Extracted records:
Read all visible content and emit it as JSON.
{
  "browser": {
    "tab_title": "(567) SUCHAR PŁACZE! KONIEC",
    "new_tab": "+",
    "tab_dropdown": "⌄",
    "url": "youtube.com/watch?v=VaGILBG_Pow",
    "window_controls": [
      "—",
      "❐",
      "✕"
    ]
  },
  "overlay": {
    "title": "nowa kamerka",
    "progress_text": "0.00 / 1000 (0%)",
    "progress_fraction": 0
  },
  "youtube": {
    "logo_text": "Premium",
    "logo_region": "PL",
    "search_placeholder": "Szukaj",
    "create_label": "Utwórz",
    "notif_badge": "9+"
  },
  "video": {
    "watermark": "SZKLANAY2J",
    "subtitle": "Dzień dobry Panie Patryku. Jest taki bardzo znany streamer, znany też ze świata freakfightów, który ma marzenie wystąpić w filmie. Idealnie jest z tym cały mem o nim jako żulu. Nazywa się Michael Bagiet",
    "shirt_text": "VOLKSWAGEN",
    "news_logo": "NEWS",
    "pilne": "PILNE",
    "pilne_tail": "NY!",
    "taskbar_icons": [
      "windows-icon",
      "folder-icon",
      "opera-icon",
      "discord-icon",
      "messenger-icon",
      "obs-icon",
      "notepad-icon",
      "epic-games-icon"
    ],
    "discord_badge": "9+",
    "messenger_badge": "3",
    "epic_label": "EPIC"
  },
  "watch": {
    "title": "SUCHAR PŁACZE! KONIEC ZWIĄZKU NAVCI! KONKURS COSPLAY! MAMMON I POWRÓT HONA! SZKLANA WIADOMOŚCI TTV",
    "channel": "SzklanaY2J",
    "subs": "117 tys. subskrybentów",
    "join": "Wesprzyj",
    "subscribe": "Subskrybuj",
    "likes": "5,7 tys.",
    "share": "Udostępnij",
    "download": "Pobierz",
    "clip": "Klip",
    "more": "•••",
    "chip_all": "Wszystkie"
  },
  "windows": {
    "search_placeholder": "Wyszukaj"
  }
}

# WHAT IS EXPECTED
Find the lines containing "KONIEC" and pull them out.

# THE COMPLETED TASK
    "tab_title": "(567) SUCHAR PŁACZE! KONIEC",
    "title": "SUCHAR PŁACZE! KONIEC ZWIĄZKU NAVCI! KONKURS COSPLAY! MAMMON I POWRÓT HONA! SZKLANA WIADOMOŚCI TTV",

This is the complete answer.